- Instruction:
Could you rewrite the part that opens with the line containing "layer-row[interactable]: 车窗2 [861,439,987,451]" and closes with the line containing "light-bulb-icon[interactable] [931,169,937,178]", renaming "layer-row" to "layer-item" and keeping everything else the same?

---------- Data records

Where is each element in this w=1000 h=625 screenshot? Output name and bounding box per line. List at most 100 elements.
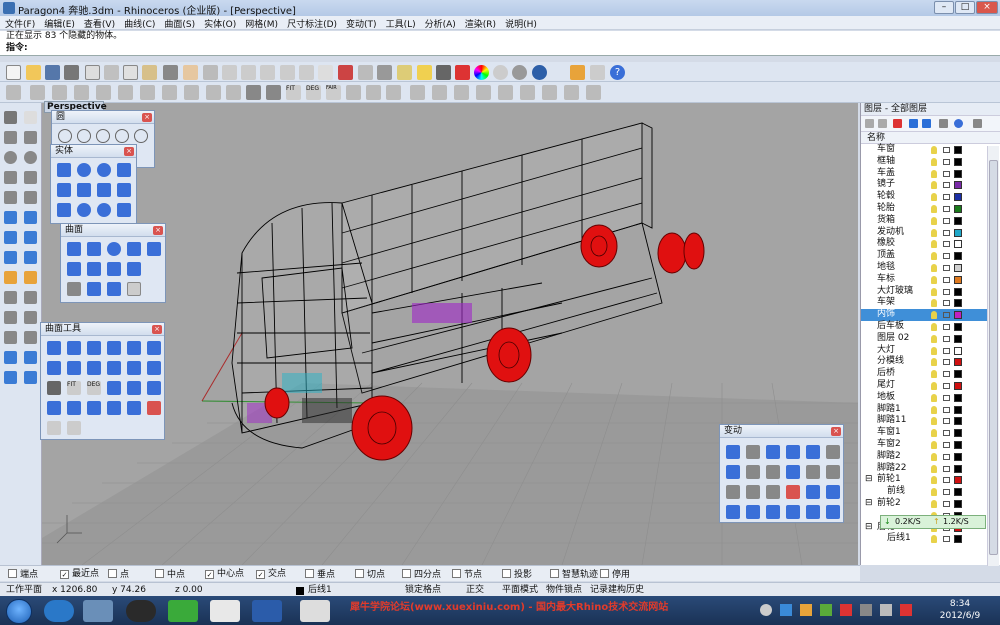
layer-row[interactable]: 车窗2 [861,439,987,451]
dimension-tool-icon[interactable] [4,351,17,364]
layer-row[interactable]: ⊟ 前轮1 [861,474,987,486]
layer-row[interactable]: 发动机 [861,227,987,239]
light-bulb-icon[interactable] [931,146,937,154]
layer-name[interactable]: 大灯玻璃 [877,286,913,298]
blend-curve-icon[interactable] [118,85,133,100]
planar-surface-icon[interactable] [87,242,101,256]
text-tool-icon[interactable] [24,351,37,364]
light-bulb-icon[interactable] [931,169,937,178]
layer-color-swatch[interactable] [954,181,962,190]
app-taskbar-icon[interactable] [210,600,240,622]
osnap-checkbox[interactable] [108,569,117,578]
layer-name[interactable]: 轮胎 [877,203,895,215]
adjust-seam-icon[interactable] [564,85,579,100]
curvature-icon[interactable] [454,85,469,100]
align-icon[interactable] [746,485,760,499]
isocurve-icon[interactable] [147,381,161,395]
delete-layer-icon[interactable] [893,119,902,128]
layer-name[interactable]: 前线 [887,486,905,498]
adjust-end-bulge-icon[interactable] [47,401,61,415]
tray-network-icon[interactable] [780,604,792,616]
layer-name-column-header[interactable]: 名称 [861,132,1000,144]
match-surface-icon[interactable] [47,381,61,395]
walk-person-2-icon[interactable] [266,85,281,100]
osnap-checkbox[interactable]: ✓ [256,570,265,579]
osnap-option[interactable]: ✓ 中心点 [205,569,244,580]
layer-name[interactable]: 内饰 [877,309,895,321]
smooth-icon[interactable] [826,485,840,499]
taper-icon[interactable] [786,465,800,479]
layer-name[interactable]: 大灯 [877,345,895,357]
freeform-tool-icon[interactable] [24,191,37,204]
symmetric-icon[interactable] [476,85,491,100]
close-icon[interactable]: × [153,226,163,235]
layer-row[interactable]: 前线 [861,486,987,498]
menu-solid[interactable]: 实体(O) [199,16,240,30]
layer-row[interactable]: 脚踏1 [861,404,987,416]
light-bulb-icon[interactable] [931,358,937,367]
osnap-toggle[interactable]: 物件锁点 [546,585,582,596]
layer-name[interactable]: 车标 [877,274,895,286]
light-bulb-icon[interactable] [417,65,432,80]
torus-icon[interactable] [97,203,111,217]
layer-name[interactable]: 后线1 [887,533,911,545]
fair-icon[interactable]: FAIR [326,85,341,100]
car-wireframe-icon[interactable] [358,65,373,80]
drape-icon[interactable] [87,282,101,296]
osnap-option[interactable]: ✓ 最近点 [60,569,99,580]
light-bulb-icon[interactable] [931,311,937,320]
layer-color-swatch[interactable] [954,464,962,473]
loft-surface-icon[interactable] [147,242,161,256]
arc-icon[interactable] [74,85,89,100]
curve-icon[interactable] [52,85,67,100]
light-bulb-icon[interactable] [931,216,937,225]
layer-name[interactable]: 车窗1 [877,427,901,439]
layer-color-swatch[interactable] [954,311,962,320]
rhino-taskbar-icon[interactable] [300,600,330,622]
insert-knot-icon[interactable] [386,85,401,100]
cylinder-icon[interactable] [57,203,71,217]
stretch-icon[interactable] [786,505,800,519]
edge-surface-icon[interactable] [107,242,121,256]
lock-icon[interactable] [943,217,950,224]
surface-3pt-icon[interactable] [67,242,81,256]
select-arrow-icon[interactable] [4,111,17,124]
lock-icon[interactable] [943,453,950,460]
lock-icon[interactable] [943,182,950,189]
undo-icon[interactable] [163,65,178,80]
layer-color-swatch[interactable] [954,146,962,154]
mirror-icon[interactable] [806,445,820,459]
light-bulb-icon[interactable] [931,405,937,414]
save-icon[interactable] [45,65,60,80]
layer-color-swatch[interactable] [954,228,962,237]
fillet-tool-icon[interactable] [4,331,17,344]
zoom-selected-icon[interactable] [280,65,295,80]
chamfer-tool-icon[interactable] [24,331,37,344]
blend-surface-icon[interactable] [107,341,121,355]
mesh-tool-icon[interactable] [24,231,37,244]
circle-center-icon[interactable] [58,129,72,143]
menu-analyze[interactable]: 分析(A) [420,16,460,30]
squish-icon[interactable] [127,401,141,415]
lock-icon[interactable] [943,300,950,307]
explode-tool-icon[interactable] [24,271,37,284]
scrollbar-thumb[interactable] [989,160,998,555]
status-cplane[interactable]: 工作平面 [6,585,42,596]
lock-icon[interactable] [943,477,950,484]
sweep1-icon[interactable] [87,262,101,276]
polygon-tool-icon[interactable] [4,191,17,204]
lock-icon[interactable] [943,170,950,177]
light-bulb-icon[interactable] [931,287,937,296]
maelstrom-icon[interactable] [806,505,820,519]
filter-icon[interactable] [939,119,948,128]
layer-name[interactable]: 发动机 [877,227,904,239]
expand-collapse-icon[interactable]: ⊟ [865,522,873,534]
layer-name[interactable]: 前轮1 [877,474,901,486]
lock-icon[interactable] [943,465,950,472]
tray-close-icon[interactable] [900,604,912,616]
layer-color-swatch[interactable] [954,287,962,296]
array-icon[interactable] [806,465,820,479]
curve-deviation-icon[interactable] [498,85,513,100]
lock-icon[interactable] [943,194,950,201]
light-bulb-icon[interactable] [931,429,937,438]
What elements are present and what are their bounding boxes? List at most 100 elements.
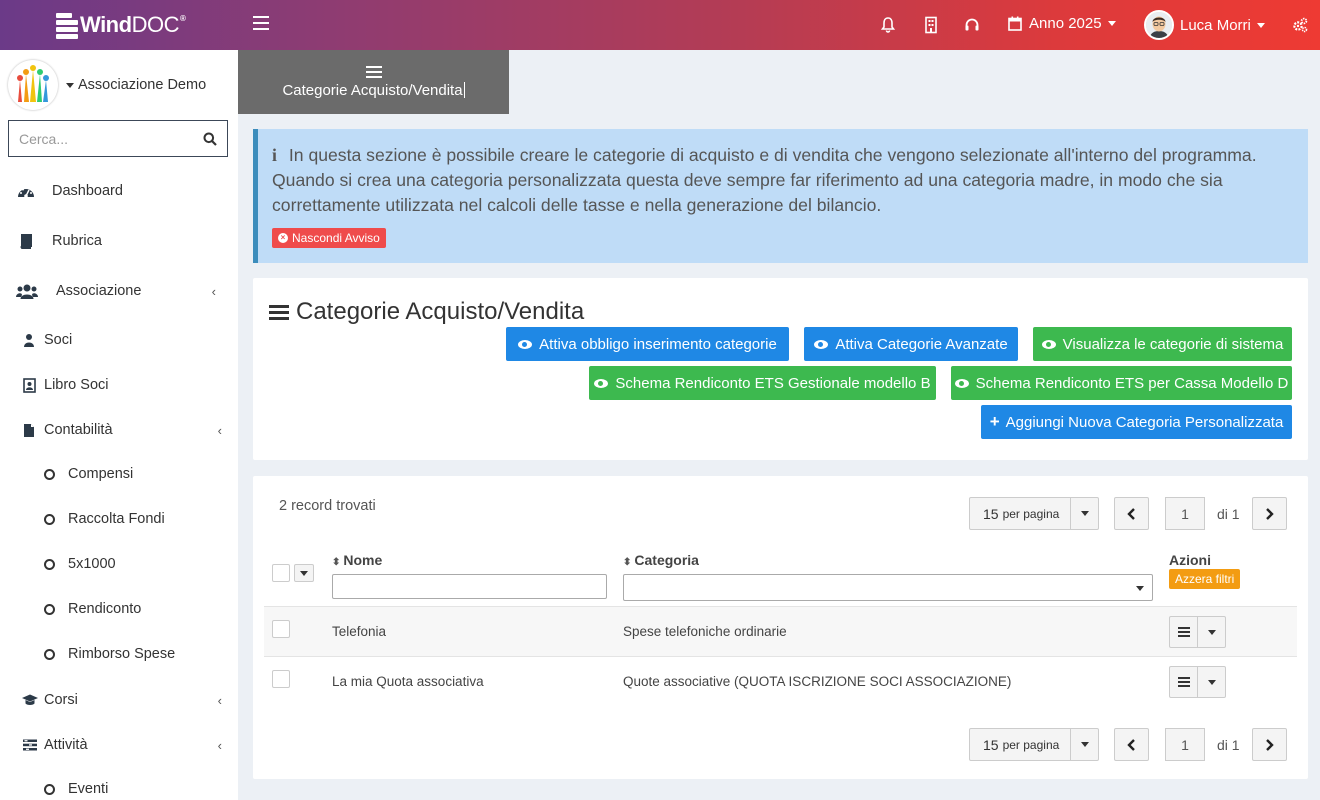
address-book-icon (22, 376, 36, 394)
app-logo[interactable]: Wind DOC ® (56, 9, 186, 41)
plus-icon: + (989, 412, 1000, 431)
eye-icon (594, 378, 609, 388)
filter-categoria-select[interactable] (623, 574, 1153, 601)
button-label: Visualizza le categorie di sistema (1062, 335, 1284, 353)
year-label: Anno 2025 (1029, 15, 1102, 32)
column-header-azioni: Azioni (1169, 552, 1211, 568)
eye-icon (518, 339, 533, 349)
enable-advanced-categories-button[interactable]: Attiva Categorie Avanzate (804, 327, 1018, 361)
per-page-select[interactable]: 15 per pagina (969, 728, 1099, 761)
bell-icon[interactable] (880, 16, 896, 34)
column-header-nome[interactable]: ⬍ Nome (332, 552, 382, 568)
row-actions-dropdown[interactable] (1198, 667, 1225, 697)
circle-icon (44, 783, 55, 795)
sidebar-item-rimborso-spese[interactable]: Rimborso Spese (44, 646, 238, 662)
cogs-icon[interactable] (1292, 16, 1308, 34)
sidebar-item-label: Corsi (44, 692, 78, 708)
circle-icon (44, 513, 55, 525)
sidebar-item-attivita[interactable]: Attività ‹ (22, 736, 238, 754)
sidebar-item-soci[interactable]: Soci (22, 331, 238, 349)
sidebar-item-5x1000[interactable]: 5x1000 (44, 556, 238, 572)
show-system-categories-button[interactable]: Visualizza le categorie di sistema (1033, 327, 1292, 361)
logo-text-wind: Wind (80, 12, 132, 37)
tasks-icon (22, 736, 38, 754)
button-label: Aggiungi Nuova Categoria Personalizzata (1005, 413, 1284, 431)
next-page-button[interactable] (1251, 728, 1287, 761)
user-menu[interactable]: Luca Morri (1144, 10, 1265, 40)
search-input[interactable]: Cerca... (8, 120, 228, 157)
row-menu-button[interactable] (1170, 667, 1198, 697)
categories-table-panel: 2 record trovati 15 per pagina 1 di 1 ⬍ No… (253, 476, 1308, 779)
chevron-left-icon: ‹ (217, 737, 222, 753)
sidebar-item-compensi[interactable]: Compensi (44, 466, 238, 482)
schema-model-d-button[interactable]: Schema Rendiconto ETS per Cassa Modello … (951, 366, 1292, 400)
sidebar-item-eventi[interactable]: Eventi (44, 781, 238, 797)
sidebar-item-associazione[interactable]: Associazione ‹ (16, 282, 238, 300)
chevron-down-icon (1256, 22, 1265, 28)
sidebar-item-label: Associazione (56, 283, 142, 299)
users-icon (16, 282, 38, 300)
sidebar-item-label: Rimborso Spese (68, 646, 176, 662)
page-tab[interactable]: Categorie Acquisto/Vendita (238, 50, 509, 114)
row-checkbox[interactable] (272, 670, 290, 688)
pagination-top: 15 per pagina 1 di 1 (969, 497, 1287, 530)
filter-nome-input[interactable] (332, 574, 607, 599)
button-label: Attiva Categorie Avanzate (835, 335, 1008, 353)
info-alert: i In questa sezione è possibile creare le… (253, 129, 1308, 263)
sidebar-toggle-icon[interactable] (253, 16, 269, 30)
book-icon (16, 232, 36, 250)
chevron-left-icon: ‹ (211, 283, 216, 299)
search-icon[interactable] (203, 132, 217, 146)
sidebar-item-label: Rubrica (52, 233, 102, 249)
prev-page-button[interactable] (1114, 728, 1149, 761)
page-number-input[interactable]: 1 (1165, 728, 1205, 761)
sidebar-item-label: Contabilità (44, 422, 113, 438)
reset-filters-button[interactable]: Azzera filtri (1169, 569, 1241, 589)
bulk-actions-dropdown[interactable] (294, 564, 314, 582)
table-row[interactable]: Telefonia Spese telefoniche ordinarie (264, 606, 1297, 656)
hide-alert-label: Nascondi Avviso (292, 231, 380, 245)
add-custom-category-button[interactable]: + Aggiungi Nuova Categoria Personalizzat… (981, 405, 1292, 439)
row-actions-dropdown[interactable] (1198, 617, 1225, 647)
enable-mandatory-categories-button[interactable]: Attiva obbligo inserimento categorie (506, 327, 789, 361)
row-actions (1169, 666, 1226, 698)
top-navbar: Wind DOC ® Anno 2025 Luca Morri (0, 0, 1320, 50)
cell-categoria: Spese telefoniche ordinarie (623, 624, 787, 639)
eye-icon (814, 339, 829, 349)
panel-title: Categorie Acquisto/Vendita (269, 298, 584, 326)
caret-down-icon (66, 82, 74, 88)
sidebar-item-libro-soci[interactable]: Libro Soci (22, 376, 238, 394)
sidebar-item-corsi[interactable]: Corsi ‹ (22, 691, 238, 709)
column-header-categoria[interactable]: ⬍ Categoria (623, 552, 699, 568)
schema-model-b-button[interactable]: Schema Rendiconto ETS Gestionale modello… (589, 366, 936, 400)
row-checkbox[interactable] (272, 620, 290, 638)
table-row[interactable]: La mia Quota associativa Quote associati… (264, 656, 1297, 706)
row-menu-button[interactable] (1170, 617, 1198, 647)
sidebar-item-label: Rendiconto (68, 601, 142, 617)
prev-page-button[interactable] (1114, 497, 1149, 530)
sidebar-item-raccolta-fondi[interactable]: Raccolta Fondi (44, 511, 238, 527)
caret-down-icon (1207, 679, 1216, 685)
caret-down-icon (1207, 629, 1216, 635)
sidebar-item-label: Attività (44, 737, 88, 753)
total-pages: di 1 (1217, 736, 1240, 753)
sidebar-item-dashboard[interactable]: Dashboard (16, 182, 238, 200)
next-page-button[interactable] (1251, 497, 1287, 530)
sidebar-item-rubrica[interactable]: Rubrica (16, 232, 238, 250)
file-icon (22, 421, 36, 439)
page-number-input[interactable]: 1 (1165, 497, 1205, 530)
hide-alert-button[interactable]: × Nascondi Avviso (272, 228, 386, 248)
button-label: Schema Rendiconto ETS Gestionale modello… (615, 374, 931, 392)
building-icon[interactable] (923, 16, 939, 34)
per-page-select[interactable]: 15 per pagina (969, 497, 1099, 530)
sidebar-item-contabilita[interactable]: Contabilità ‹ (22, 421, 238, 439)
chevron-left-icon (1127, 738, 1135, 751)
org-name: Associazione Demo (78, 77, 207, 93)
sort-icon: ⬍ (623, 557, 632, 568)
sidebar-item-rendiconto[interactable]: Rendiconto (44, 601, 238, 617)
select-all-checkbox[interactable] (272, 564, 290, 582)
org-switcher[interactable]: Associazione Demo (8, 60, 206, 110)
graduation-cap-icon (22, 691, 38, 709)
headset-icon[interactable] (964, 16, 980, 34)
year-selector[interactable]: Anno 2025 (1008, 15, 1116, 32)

--------------------

- Complete output:
layer-item[interactable]: 车窗2 [861,439,987,451]
dimension-tool-icon[interactable] [4,351,17,364]
layer-item[interactable]: ⊟ 前轮1 [861,474,987,486]
layer-item[interactable]: 发动机 [861,227,987,239]
light-bulb-icon[interactable] [931,146,937,154]
layer-name[interactable]: 大灯玻璃 [877,286,913,298]
blend-curve-icon[interactable] [118,85,133,100]
planar-surface-icon[interactable] [87,242,101,256]
text-tool-icon[interactable] [24,351,37,364]
light-bulb-icon[interactable] [931,169,937,178]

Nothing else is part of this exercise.